DATASET CONTENT
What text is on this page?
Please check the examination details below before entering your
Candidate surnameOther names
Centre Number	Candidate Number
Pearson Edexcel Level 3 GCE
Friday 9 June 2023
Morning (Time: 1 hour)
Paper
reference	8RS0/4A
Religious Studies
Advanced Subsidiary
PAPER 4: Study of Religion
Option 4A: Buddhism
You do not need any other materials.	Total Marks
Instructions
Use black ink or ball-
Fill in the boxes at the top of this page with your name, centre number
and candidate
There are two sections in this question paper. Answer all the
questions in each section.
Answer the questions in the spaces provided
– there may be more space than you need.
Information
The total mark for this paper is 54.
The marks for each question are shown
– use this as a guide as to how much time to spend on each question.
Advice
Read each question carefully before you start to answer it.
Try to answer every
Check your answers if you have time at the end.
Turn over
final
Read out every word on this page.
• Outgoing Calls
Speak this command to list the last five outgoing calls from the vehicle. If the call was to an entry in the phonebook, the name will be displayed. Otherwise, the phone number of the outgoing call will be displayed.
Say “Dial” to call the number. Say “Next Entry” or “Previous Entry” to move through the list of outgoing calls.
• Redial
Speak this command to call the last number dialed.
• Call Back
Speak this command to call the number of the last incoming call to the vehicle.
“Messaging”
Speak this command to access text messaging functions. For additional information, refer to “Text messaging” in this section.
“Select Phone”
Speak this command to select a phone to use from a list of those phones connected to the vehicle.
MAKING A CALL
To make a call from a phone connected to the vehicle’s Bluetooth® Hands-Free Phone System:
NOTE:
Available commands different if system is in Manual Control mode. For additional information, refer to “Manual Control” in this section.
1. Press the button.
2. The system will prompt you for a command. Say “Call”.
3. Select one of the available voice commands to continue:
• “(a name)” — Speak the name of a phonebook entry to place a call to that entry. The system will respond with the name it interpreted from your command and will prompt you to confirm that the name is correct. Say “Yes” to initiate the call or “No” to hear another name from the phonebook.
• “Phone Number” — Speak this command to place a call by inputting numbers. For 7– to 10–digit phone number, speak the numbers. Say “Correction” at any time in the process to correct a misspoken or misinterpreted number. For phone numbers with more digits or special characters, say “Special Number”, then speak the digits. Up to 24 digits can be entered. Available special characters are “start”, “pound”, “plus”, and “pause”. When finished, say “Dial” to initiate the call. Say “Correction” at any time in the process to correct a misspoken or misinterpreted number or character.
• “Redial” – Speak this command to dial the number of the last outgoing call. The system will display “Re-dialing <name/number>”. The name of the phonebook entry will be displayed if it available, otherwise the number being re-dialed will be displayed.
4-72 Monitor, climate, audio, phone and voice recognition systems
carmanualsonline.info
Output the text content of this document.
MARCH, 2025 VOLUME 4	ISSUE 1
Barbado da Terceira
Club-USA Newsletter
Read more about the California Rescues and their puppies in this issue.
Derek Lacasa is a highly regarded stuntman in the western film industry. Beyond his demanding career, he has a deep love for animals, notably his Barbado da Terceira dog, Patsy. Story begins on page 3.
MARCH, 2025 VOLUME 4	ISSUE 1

WHAT NEEDS TO BE DONE
Which lines hold the word "every"? Return all of them from the records above.

ANSWER TO THIS PROBLEM
Try to answer every
Read out every word on this page.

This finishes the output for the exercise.